### GOAL
Please transcribe the data that follows without the pictures, keeping every word the same.

━━━━━ EXERCISE INPUTS

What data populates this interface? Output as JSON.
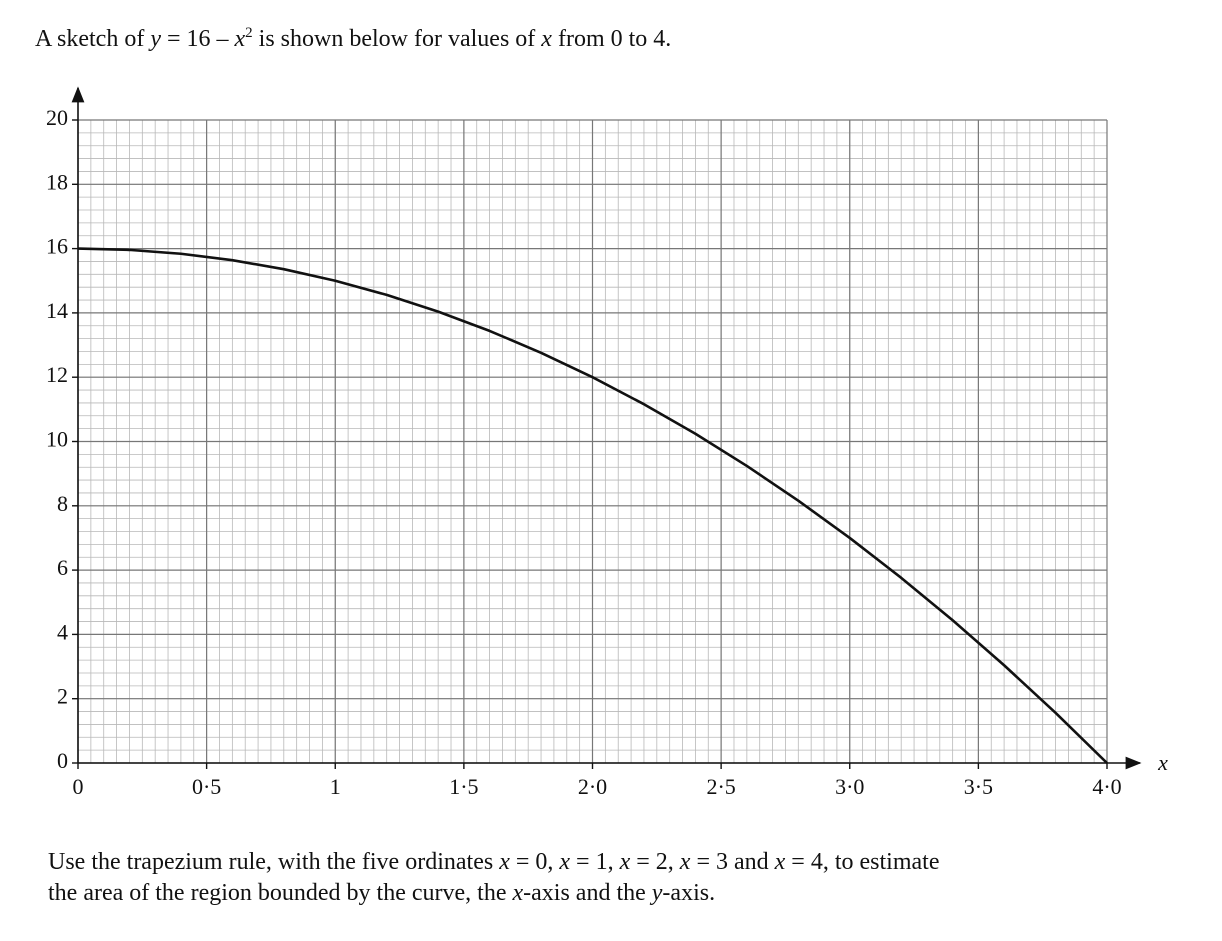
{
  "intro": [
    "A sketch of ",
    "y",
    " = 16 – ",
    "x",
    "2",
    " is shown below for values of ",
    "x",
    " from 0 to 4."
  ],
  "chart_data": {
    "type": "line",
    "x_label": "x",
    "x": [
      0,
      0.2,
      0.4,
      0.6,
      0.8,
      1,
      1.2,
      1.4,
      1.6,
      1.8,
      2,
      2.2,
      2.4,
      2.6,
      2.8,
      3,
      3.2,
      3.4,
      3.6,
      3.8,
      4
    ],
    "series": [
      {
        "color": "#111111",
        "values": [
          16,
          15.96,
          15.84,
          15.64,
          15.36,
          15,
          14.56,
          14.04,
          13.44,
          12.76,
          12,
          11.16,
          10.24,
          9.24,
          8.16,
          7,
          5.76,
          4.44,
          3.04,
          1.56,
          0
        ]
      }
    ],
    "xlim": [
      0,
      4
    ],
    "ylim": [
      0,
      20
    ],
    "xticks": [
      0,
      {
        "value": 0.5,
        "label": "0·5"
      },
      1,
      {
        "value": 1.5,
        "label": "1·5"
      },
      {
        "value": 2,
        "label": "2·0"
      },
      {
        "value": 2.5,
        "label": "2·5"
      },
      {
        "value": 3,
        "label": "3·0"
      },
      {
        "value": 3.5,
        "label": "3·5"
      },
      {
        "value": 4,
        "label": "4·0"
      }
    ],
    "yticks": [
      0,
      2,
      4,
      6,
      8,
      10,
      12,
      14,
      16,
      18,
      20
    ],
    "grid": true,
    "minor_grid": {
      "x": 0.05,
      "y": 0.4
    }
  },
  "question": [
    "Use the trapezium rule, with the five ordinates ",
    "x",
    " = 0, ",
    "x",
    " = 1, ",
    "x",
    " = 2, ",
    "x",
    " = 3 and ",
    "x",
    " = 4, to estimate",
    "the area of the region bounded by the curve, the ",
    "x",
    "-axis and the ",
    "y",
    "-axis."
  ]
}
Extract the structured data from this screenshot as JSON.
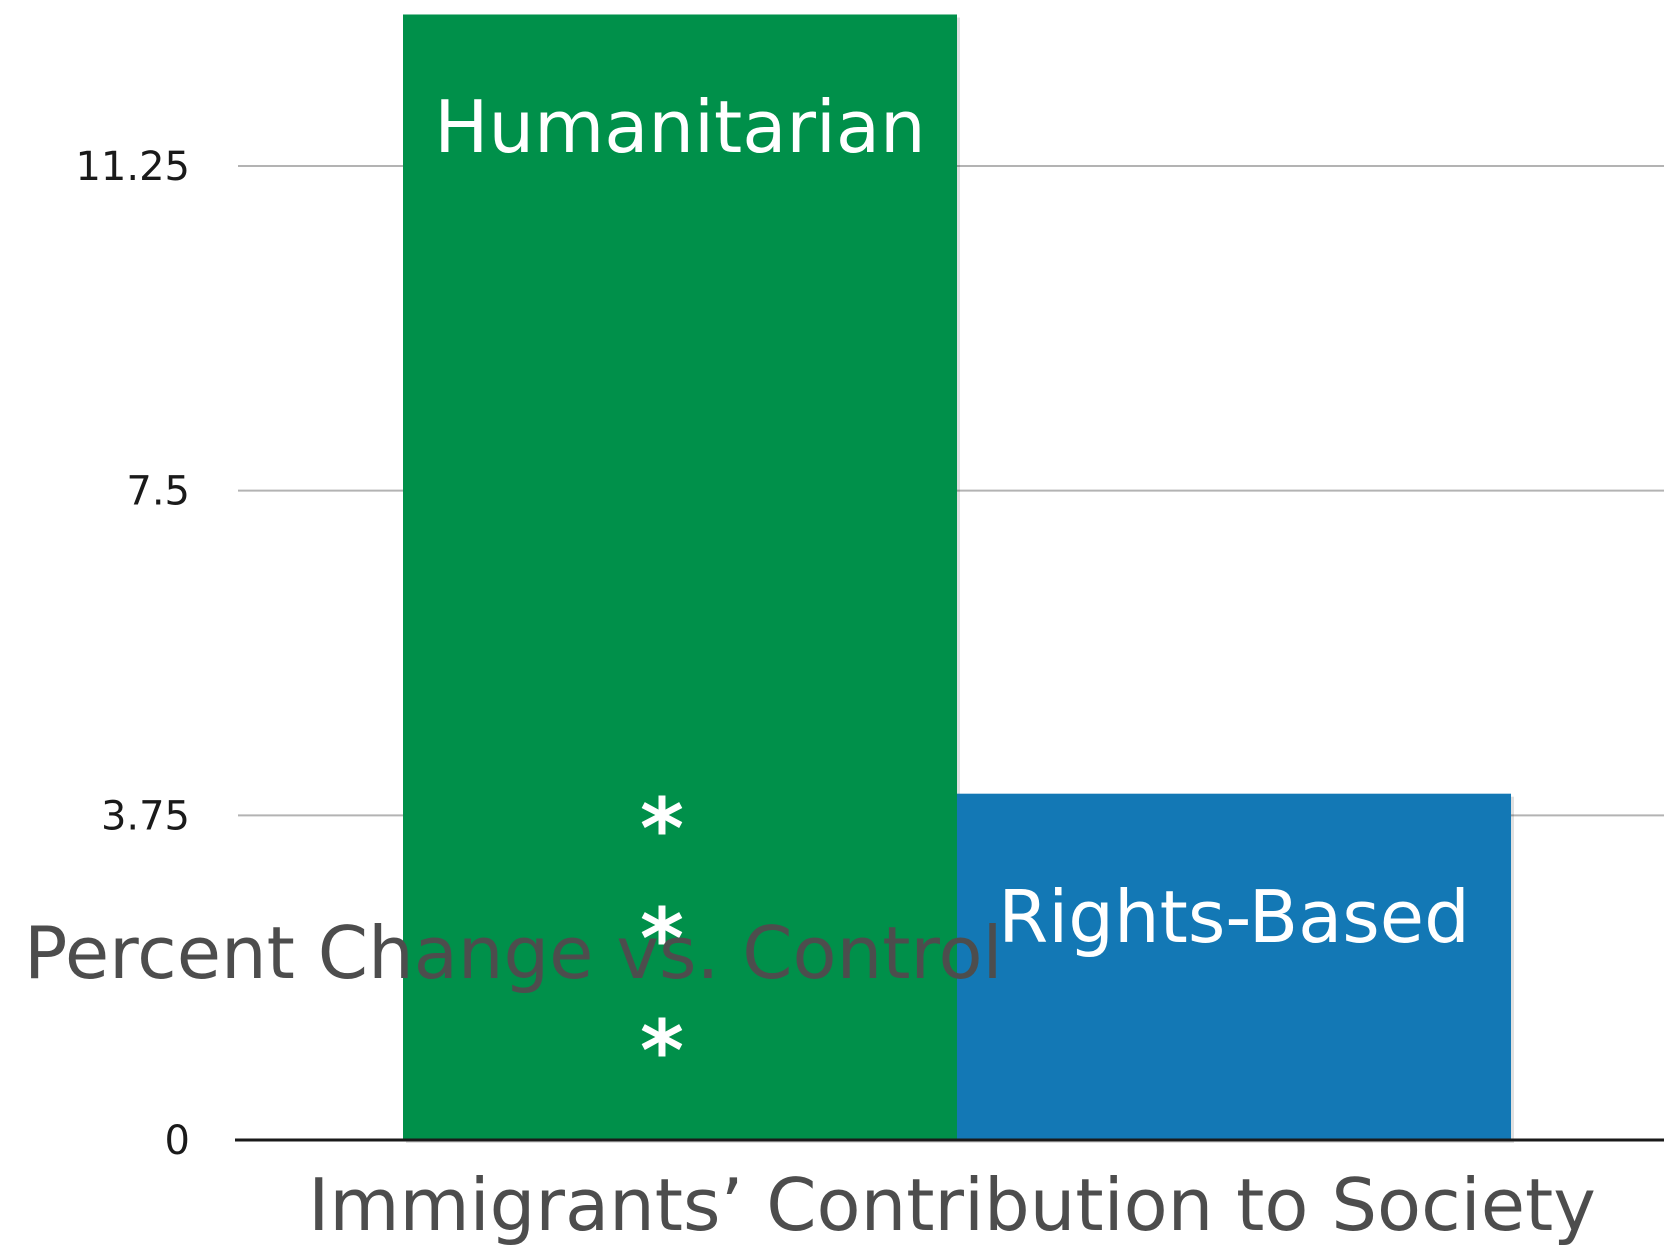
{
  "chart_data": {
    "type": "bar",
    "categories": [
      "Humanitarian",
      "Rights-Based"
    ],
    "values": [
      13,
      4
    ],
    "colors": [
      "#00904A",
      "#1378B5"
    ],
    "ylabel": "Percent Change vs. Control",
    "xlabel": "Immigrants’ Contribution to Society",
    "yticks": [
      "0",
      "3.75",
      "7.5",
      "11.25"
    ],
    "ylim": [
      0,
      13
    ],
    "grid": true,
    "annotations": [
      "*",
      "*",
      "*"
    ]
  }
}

━━━━━━━━━━

### FINISHED EXERCISE
What data populates this interface? Output as JSON.
{
  "intro": [
    "A sketch of ",
    "y",
    " = 16 – ",
    "x",
    "2",
    " is shown below for values of ",
    "x",
    " from 0 to 4."
  ],
  "chart_data": {
    "type": "line",
    "x_label": "x",
    "x": [
      0,
      0.2,
      0.4,
      0.6,
      0.8,
      1,
      1.2,
      1.4,
      1.6,
      1.8,
      2,
      2.2,
      2.4,
      2.6,
      2.8,
      3,
      3.2,
      3.4,
      3.6,
      3.8,
      4
    ],
    "series": [
      {
        "color": "#111111",
        "values": [
          16,
          15.96,
          15.84,
          15.64,
          15.36,
          15,
          14.56,
          14.04,
          13.44,
          12.76,
          12,
          11.16,
          10.24,
          9.24,
          8.16,
          7,
          5.76,
          4.44,
          3.04,
          1.56,
          0
        ]
      }
    ],
    "xlim": [
      0,
      4
    ],
    "ylim": [
      0,
      20
    ],
    "xticks": [
      0,
      {
        "value": 0.5,
        "label": "0·5"
      },
      1,
      {
        "value": 1.5,
        "label": "1·5"
      },
      {
        "value": 2,
        "label": "2·0"
      },
      {
        "value": 2.5,
        "label": "2·5"
      },
      {
        "value": 3,
        "label": "3·0"
      },
      {
        "value": 3.5,
        "label": "3·5"
      },
      {
        "value": 4,
        "label": "4·0"
      }
    ],
    "yticks": [
      0,
      2,
      4,
      6,
      8,
      10,
      12,
      14,
      16,
      18,
      20
    ],
    "grid": true,
    "minor_grid": {
      "x": 0.05,
      "y": 0.4
    }
  },
  "question": [
    "Use the trapezium rule, with the five ordinates ",
    "x",
    " = 0, ",
    "x",
    " = 1, ",
    "x",
    " = 2, ",
    "x",
    " = 3 and ",
    "x",
    " = 4, to estimate",
    "the area of the region bounded by the curve, the ",
    "x",
    "-axis and the ",
    "y",
    "-axis."
  ]
}
Extract the structured data from this screenshot as JSON.
{
  "chart_data": {
    "type": "bar",
    "categories": [
      "Humanitarian",
      "Rights-Based"
    ],
    "values": [
      13,
      4
    ],
    "colors": [
      "#00904A",
      "#1378B5"
    ],
    "ylabel": "Percent Change vs. Control",
    "xlabel": "Immigrants’ Contribution to Society",
    "yticks": [
      "0",
      "3.75",
      "7.5",
      "11.25"
    ],
    "ylim": [
      0,
      13
    ],
    "grid": true,
    "annotations": [
      "*",
      "*",
      "*"
    ]
  }
}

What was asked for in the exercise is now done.